Start Recorded data
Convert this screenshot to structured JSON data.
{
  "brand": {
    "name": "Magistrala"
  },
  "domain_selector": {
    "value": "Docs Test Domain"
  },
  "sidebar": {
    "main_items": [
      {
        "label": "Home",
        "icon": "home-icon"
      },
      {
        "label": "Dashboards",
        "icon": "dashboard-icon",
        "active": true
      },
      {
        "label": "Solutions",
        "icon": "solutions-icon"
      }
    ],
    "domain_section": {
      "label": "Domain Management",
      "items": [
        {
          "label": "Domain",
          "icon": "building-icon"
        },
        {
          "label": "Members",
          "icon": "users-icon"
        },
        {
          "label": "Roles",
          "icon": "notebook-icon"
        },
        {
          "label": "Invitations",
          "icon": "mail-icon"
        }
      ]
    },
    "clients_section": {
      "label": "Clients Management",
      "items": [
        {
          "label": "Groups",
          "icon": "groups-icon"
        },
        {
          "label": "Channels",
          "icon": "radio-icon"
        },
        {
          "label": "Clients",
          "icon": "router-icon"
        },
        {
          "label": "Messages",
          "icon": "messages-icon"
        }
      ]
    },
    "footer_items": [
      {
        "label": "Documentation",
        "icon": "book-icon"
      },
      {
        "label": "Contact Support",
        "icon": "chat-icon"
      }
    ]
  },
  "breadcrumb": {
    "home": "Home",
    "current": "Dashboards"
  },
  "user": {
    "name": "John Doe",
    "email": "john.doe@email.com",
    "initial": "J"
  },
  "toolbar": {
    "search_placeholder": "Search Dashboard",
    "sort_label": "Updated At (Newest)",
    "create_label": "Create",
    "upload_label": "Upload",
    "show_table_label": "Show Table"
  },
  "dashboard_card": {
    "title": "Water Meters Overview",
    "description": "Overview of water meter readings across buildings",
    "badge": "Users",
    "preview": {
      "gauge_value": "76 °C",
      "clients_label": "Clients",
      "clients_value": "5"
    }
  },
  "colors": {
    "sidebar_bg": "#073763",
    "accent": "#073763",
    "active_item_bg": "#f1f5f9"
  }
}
End Recorded data
> _Aim of the exercise_: Restate the whole of the material exactly.

> _Finished exercise_:
Convert this screenshot to structured JSON data.
{
  "brand": {
    "name": "Magistrala"
  },
  "domain_selector": {
    "value": "Docs Test Domain"
  },
  "sidebar": {
    "main_items": [
      {
        "label": "Home",
        "icon": "home-icon"
      },
      {
        "label": "Dashboards",
        "icon": "dashboard-icon",
        "active": true
      },
      {
        "label": "Solutions",
        "icon": "solutions-icon"
      }
    ],
    "domain_section": {
      "label": "Domain Management",
      "items": [
        {
          "label": "Domain",
          "icon": "building-icon"
        },
        {
          "label": "Members",
          "icon": "users-icon"
        },
        {
          "label": "Roles",
          "icon": "notebook-icon"
        },
        {
          "label": "Invitations",
          "icon": "mail-icon"
        }
      ]
    },
    "clients_section": {
      "label": "Clients Management",
      "items": [
        {
          "label": "Groups",
          "icon": "groups-icon"
        },
        {
          "label": "Channels",
          "icon": "radio-icon"
        },
        {
          "label": "Clients",
          "icon": "router-icon"
        },
        {
          "label": "Messages",
          "icon": "messages-icon"
        }
      ]
    },
    "footer_items": [
      {
        "label": "Documentation",
        "icon": "book-icon"
      },
      {
        "label": "Contact Support",
        "icon": "chat-icon"
      }
    ]
  },
  "breadcrumb": {
    "home": "Home",
    "current": "Dashboards"
  },
  "user": {
    "name": "John Doe",
    "email": "john.doe@email.com",
    "initial": "J"
  },
  "toolbar": {
    "search_placeholder": "Search Dashboard",
    "sort_label": "Updated At (Newest)",
    "create_label": "Create",
    "upload_label": "Upload",
    "show_table_label": "Show Table"
  },
  "dashboard_card": {
    "title": "Water Meters Overview",
    "description": "Overview of water meter readings across buildings",
    "badge": "Users",
    "preview": {
      "gauge_value": "76 °C",
      "clients_label": "Clients",
      "clients_value": "5"
    }
  },
  "colors": {
    "sidebar_bg": "#073763",
    "accent": "#073763",
    "active_item_bg": "#f1f5f9"
  }
}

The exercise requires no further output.